[Goal]:
Look through the data below and report how many lines include "japonský". Only the number should be given.

[Materials provided]:
########################################

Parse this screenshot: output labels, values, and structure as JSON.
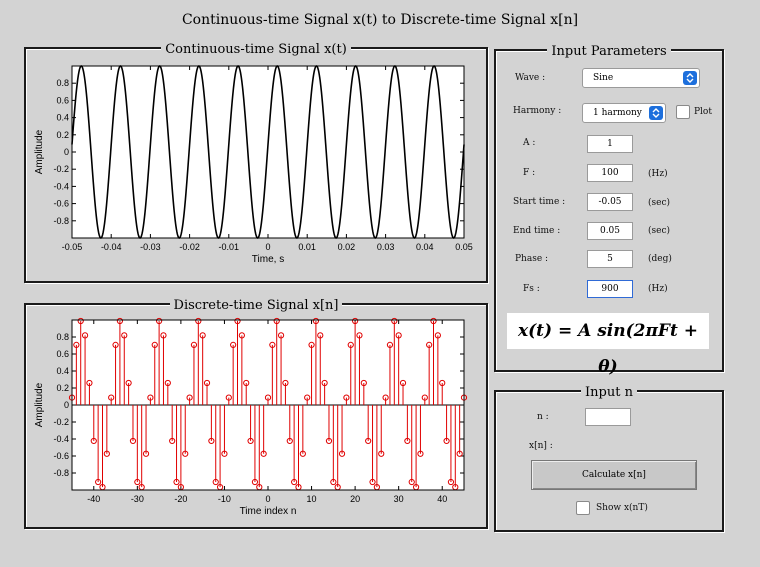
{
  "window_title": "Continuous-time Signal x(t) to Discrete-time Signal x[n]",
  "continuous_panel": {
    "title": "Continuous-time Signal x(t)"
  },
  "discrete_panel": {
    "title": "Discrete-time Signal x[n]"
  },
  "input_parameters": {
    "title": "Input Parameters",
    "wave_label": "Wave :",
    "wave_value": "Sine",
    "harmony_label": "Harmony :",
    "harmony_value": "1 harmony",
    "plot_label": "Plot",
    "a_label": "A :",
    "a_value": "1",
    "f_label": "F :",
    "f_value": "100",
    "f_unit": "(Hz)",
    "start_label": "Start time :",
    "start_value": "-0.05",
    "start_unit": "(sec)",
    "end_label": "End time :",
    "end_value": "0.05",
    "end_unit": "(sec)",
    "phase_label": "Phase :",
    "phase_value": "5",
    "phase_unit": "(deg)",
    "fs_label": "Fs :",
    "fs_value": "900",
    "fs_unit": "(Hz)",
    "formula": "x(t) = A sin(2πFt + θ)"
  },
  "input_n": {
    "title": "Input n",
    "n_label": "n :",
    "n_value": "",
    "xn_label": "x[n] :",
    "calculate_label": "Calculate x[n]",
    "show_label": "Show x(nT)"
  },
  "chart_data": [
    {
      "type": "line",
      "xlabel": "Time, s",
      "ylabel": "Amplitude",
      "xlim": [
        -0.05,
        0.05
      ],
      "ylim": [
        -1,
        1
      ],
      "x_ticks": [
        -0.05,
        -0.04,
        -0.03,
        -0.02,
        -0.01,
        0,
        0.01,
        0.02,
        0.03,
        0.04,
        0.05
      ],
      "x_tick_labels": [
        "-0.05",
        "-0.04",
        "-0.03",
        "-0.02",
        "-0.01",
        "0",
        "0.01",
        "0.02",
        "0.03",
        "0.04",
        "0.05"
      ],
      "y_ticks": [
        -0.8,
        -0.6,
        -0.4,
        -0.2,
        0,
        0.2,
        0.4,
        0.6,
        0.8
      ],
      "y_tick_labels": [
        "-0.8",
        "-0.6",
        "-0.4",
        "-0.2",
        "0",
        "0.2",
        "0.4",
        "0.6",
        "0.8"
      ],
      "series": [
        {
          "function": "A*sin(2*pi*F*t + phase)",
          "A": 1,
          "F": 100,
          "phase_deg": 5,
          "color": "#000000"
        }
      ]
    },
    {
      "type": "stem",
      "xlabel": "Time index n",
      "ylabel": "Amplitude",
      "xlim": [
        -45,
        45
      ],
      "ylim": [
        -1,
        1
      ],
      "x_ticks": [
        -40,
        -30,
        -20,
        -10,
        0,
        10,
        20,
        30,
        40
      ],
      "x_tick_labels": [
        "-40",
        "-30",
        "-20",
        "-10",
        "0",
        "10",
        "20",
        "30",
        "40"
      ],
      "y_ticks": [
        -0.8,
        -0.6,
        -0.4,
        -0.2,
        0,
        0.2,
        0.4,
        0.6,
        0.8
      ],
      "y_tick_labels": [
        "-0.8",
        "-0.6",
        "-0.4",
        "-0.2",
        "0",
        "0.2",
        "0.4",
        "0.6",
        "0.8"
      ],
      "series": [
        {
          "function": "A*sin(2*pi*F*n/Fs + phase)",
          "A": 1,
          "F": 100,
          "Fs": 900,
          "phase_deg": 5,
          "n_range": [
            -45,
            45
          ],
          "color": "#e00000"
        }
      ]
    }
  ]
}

########################################

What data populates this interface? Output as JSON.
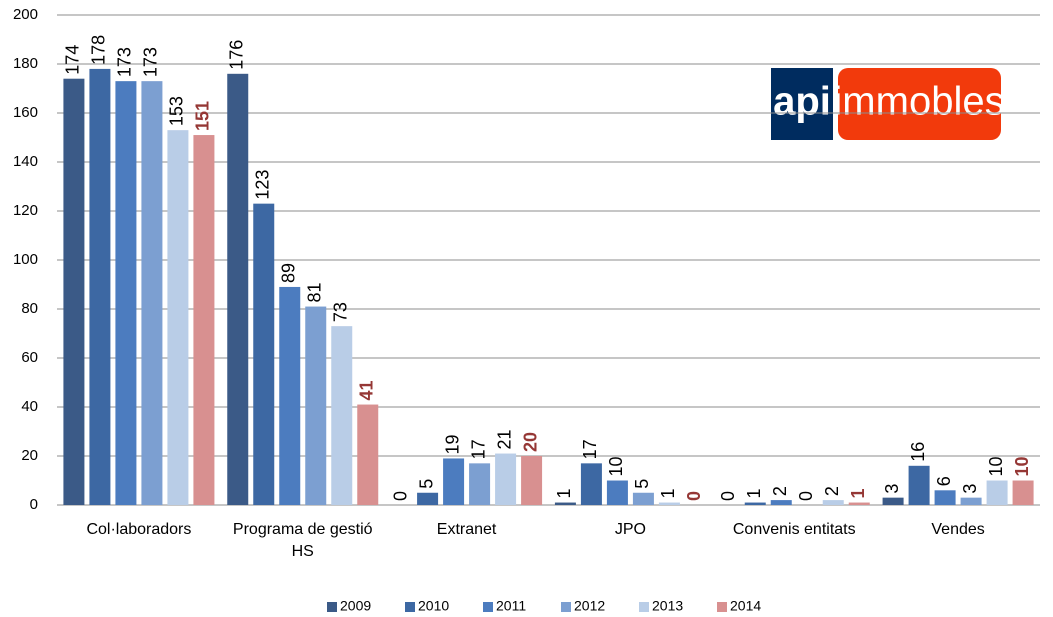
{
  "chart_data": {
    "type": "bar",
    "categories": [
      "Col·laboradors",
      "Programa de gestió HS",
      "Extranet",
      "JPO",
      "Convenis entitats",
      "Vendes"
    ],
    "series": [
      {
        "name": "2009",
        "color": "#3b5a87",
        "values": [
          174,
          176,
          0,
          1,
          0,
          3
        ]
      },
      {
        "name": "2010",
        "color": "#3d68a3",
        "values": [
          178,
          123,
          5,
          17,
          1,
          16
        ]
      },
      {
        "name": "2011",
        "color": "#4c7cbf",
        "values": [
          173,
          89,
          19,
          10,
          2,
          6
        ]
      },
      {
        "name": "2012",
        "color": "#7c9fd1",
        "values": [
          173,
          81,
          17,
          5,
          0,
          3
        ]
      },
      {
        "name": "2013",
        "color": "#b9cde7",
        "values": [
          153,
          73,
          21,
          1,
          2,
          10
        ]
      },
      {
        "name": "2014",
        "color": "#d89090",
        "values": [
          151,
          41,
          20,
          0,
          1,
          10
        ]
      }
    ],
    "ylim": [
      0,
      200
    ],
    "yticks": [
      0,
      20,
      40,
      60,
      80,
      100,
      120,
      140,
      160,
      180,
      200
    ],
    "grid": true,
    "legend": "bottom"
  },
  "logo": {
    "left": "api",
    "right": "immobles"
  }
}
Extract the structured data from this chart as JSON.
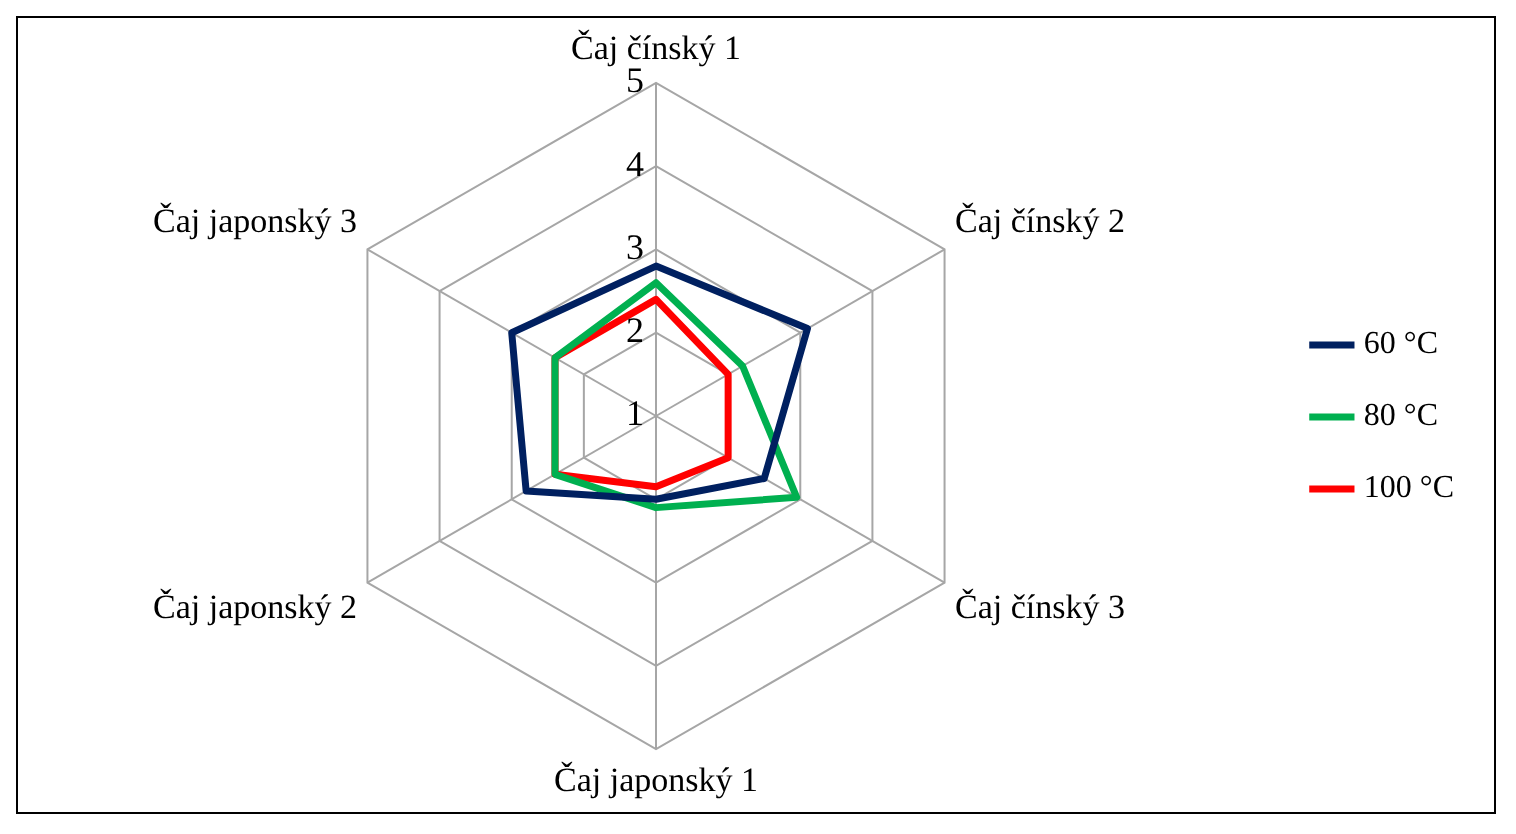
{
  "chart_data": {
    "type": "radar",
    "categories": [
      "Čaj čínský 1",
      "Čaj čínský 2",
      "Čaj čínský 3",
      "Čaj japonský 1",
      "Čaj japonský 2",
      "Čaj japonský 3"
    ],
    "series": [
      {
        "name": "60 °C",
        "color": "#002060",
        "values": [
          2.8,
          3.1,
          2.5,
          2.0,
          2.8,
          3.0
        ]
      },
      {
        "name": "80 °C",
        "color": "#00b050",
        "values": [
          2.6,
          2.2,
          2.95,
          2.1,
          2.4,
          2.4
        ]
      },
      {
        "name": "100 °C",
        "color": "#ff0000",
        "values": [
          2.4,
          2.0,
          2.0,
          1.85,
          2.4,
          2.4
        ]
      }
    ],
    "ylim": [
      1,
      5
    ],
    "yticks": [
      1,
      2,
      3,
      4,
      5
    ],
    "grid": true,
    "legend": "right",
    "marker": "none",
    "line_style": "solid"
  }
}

########################################

[Task answer]:
3